■ Direction ■
Copy each line exactly.

■ Record set ■

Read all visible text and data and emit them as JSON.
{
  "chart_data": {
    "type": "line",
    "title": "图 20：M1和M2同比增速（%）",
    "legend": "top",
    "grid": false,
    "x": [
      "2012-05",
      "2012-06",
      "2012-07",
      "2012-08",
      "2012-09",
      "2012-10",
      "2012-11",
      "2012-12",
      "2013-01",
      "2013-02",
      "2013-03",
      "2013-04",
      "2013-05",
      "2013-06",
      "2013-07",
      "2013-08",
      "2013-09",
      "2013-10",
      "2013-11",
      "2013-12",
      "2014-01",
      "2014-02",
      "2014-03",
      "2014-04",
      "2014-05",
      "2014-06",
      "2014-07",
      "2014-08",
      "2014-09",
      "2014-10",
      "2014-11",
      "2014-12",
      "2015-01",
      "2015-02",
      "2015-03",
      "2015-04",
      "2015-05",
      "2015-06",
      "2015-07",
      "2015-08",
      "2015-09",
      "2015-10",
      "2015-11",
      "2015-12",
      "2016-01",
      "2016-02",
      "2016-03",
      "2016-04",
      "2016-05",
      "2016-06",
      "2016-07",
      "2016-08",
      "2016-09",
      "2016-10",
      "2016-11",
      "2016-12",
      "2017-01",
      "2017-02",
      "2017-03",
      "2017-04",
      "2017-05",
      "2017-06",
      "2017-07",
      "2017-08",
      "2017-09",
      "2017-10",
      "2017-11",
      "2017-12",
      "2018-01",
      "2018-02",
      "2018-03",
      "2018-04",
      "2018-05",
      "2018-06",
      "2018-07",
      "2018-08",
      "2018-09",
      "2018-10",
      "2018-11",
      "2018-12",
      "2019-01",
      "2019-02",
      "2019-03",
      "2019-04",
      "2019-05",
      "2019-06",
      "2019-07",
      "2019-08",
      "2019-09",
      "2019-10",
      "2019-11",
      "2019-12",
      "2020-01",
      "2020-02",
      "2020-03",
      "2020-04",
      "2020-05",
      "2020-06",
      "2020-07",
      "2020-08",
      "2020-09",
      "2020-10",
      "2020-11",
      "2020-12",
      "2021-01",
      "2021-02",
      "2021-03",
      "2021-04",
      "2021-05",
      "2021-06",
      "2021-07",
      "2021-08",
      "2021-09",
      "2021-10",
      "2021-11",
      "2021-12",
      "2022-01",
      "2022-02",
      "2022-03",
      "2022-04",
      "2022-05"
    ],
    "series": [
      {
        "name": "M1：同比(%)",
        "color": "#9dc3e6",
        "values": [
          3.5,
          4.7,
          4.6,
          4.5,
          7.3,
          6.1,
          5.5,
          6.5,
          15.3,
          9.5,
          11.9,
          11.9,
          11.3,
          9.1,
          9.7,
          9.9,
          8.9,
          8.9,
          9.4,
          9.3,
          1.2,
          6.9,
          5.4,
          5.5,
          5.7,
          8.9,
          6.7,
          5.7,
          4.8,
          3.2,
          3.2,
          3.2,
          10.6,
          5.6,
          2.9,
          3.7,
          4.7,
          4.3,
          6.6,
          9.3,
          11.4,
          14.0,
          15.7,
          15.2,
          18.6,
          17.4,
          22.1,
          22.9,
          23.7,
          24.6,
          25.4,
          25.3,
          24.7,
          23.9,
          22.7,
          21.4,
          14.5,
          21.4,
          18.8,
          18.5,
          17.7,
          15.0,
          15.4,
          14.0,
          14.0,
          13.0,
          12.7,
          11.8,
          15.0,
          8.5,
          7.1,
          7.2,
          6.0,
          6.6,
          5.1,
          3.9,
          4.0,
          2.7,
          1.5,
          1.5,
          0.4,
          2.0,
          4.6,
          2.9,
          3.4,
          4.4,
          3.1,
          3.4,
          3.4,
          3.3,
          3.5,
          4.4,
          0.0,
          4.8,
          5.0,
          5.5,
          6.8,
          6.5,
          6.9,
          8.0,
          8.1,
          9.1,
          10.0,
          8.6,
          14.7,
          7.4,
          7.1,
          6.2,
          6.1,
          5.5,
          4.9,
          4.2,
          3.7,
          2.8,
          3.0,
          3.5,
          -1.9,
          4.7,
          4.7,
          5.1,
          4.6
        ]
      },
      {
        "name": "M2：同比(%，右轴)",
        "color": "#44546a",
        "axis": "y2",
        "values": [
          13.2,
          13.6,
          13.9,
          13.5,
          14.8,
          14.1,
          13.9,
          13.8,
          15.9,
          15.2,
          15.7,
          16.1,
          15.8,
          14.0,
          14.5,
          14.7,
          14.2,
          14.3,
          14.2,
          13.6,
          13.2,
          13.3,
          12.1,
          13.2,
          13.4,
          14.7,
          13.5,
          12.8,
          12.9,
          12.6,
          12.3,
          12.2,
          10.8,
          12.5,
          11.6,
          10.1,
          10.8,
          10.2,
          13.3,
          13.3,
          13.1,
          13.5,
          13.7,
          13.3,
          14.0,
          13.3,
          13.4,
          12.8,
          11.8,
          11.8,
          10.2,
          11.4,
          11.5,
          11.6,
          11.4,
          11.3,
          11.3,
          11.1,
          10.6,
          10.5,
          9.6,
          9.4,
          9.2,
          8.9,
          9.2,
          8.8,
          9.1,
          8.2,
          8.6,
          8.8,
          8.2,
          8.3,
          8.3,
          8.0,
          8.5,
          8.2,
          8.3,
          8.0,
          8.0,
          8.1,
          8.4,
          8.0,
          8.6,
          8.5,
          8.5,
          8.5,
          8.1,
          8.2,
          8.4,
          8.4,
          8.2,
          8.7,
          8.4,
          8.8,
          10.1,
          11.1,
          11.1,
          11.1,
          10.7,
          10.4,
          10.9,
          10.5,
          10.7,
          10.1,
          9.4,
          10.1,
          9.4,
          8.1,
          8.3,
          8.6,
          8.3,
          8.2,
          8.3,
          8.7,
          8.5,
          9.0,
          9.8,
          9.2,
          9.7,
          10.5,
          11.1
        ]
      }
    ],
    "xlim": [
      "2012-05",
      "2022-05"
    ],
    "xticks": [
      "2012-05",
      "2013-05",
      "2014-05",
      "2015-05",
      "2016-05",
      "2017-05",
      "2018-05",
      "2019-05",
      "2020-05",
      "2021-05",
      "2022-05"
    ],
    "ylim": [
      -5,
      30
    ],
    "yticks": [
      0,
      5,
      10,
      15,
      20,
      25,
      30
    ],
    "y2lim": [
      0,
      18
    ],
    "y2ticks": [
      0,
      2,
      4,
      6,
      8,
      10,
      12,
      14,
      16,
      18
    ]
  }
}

■ Response below ■
Read all visible text and data and emit them as JSON.
{
  "chart_data": {
    "type": "line",
    "title": "图 20：M1和M2同比增速（%）",
    "legend": "top",
    "grid": false,
    "x": [
      "2012-05",
      "2012-06",
      "2012-07",
      "2012-08",
      "2012-09",
      "2012-10",
      "2012-11",
      "2012-12",
      "2013-01",
      "2013-02",
      "2013-03",
      "2013-04",
      "2013-05",
      "2013-06",
      "2013-07",
      "2013-08",
      "2013-09",
      "2013-10",
      "2013-11",
      "2013-12",
      "2014-01",
      "2014-02",
      "2014-03",
      "2014-04",
      "2014-05",
      "2014-06",
      "2014-07",
      "2014-08",
      "2014-09",
      "2014-10",
      "2014-11",
      "2014-12",
      "2015-01",
      "2015-02",
      "2015-03",
      "2015-04",
      "2015-05",
      "2015-06",
      "2015-07",
      "2015-08",
      "2015-09",
      "2015-10",
      "2015-11",
      "2015-12",
      "2016-01",
      "2016-02",
      "2016-03",
      "2016-04",
      "2016-05",
      "2016-06",
      "2016-07",
      "2016-08",
      "2016-09",
      "2016-10",
      "2016-11",
      "2016-12",
      "2017-01",
      "2017-02",
      "2017-03",
      "2017-04",
      "2017-05",
      "2017-06",
      "2017-07",
      "2017-08",
      "2017-09",
      "2017-10",
      "2017-11",
      "2017-12",
      "2018-01",
      "2018-02",
      "2018-03",
      "2018-04",
      "2018-05",
      "2018-06",
      "2018-07",
      "2018-08",
      "2018-09",
      "2018-10",
      "2018-11",
      "2018-12",
      "2019-01",
      "2019-02",
      "2019-03",
      "2019-04",
      "2019-05",
      "2019-06",
      "2019-07",
      "2019-08",
      "2019-09",
      "2019-10",
      "2019-11",
      "2019-12",
      "2020-01",
      "2020-02",
      "2020-03",
      "2020-04",
      "2020-05",
      "2020-06",
      "2020-07",
      "2020-08",
      "2020-09",
      "2020-10",
      "2020-11",
      "2020-12",
      "2021-01",
      "2021-02",
      "2021-03",
      "2021-04",
      "2021-05",
      "2021-06",
      "2021-07",
      "2021-08",
      "2021-09",
      "2021-10",
      "2021-11",
      "2021-12",
      "2022-01",
      "2022-02",
      "2022-03",
      "2022-04",
      "2022-05"
    ],
    "series": [
      {
        "name": "M1：同比(%)",
        "color": "#9dc3e6",
        "values": [
          3.5,
          4.7,
          4.6,
          4.5,
          7.3,
          6.1,
          5.5,
          6.5,
          15.3,
          9.5,
          11.9,
          11.9,
          11.3,
          9.1,
          9.7,
          9.9,
          8.9,
          8.9,
          9.4,
          9.3,
          1.2,
          6.9,
          5.4,
          5.5,
          5.7,
          8.9,
          6.7,
          5.7,
          4.8,
          3.2,
          3.2,
          3.2,
          10.6,
          5.6,
          2.9,
          3.7,
          4.7,
          4.3,
          6.6,
          9.3,
          11.4,
          14.0,
          15.7,
          15.2,
          18.6,
          17.4,
          22.1,
          22.9,
          23.7,
          24.6,
          25.4,
          25.3,
          24.7,
          23.9,
          22.7,
          21.4,
          14.5,
          21.4,
          18.8,
          18.5,
          17.7,
          15.0,
          15.4,
          14.0,
          14.0,
          13.0,
          12.7,
          11.8,
          15.0,
          8.5,
          7.1,
          7.2,
          6.0,
          6.6,
          5.1,
          3.9,
          4.0,
          2.7,
          1.5,
          1.5,
          0.4,
          2.0,
          4.6,
          2.9,
          3.4,
          4.4,
          3.1,
          3.4,
          3.4,
          3.3,
          3.5,
          4.4,
          0.0,
          4.8,
          5.0,
          5.5,
          6.8,
          6.5,
          6.9,
          8.0,
          8.1,
          9.1,
          10.0,
          8.6,
          14.7,
          7.4,
          7.1,
          6.2,
          6.1,
          5.5,
          4.9,
          4.2,
          3.7,
          2.8,
          3.0,
          3.5,
          -1.9,
          4.7,
          4.7,
          5.1,
          4.6
        ]
      },
      {
        "name": "M2：同比(%，右轴)",
        "color": "#44546a",
        "axis": "y2",
        "values": [
          13.2,
          13.6,
          13.9,
          13.5,
          14.8,
          14.1,
          13.9,
          13.8,
          15.9,
          15.2,
          15.7,
          16.1,
          15.8,
          14.0,
          14.5,
          14.7,
          14.2,
          14.3,
          14.2,
          13.6,
          13.2,
          13.3,
          12.1,
          13.2,
          13.4,
          14.7,
          13.5,
          12.8,
          12.9,
          12.6,
          12.3,
          12.2,
          10.8,
          12.5,
          11.6,
          10.1,
          10.8,
          10.2,
          13.3,
          13.3,
          13.1,
          13.5,
          13.7,
          13.3,
          14.0,
          13.3,
          13.4,
          12.8,
          11.8,
          11.8,
          10.2,
          11.4,
          11.5,
          11.6,
          11.4,
          11.3,
          11.3,
          11.1,
          10.6,
          10.5,
          9.6,
          9.4,
          9.2,
          8.9,
          9.2,
          8.8,
          9.1,
          8.2,
          8.6,
          8.8,
          8.2,
          8.3,
          8.3,
          8.0,
          8.5,
          8.2,
          8.3,
          8.0,
          8.0,
          8.1,
          8.4,
          8.0,
          8.6,
          8.5,
          8.5,
          8.5,
          8.1,
          8.2,
          8.4,
          8.4,
          8.2,
          8.7,
          8.4,
          8.8,
          10.1,
          11.1,
          11.1,
          11.1,
          10.7,
          10.4,
          10.9,
          10.5,
          10.7,
          10.1,
          9.4,
          10.1,
          9.4,
          8.1,
          8.3,
          8.6,
          8.3,
          8.2,
          8.3,
          8.7,
          8.5,
          9.0,
          9.8,
          9.2,
          9.7,
          10.5,
          11.1
        ]
      }
    ],
    "xlim": [
      "2012-05",
      "2022-05"
    ],
    "xticks": [
      "2012-05",
      "2013-05",
      "2014-05",
      "2015-05",
      "2016-05",
      "2017-05",
      "2018-05",
      "2019-05",
      "2020-05",
      "2021-05",
      "2022-05"
    ],
    "ylim": [
      -5,
      30
    ],
    "yticks": [
      0,
      5,
      10,
      15,
      20,
      25,
      30
    ],
    "y2lim": [
      0,
      18
    ],
    "y2ticks": [
      0,
      2,
      4,
      6,
      8,
      10,
      12,
      14,
      16,
      18
    ]
  }
}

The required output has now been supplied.